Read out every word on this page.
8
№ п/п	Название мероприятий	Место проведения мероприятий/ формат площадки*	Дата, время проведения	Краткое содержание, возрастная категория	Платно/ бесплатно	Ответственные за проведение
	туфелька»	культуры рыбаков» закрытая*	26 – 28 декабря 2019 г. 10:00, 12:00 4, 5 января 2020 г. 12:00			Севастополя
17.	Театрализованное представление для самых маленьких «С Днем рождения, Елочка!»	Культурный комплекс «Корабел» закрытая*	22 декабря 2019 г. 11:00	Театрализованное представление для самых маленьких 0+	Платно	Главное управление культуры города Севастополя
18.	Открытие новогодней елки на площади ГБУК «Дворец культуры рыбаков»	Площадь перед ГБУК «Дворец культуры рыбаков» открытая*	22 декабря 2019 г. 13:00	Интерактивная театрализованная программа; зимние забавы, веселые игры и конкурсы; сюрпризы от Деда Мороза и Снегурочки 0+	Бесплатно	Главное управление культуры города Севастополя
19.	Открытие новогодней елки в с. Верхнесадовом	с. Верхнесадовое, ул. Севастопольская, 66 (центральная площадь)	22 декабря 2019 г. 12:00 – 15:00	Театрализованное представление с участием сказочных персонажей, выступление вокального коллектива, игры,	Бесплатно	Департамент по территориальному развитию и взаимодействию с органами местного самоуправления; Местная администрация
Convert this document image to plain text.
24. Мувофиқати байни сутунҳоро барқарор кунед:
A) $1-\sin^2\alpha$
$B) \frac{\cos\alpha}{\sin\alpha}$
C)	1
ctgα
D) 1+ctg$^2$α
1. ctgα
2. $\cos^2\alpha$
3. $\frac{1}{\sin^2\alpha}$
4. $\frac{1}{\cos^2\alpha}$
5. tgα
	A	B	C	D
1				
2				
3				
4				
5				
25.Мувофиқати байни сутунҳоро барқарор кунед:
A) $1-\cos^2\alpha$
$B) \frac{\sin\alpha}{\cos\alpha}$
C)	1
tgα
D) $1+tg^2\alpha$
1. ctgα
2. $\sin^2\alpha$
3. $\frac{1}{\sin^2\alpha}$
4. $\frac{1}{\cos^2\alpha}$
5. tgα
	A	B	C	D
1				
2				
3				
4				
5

* * *

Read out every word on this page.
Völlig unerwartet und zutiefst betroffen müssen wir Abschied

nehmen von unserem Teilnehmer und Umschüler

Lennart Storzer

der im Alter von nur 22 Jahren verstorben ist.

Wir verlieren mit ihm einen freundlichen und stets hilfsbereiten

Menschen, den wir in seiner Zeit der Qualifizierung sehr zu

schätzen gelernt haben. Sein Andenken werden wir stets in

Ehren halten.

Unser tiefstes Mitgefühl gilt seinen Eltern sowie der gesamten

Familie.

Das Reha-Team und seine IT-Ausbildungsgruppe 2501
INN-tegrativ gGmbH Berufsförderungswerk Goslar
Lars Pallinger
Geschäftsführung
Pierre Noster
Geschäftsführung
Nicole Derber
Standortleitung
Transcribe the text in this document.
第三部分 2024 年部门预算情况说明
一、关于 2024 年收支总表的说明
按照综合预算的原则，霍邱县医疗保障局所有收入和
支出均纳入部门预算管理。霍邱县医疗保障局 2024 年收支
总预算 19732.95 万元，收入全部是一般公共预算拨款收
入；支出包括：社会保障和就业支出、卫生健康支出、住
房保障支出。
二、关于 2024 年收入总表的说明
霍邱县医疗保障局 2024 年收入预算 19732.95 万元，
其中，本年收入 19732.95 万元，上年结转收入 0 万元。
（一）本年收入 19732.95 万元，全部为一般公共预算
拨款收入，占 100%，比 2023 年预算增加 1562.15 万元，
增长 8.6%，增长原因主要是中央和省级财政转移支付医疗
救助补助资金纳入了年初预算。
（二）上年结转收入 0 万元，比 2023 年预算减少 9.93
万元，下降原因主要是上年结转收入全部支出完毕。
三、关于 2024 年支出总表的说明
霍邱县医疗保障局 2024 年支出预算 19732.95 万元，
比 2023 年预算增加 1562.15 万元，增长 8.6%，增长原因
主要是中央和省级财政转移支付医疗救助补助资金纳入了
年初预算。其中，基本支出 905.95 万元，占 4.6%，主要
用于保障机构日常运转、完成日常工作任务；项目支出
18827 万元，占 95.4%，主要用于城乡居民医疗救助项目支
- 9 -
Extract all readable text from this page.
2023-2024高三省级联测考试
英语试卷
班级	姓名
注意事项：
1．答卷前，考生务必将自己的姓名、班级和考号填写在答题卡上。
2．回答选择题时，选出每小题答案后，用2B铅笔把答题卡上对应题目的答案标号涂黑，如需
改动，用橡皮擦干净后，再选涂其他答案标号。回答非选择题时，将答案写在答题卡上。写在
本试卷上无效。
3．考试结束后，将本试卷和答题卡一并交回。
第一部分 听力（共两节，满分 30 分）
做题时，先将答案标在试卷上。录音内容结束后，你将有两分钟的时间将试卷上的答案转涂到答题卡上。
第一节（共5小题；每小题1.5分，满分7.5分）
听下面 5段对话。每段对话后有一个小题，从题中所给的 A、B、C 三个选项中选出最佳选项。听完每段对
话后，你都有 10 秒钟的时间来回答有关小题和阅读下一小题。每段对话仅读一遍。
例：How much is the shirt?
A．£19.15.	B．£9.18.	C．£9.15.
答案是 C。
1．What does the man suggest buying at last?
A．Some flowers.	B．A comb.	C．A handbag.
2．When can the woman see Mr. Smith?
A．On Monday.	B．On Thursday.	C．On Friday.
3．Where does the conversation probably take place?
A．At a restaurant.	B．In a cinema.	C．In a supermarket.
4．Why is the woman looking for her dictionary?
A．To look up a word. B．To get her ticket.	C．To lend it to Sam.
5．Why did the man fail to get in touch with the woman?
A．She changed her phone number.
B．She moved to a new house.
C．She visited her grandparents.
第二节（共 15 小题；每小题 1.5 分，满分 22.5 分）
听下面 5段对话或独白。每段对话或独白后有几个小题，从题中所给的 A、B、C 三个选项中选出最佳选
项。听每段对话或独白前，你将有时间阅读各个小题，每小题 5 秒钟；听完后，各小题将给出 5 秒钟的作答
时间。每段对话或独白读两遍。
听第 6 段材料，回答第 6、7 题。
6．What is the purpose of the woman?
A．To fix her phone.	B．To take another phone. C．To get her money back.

■ **Stated problem**: Return only the number of lines in the data that contain "phone".

■ **Full output**: 2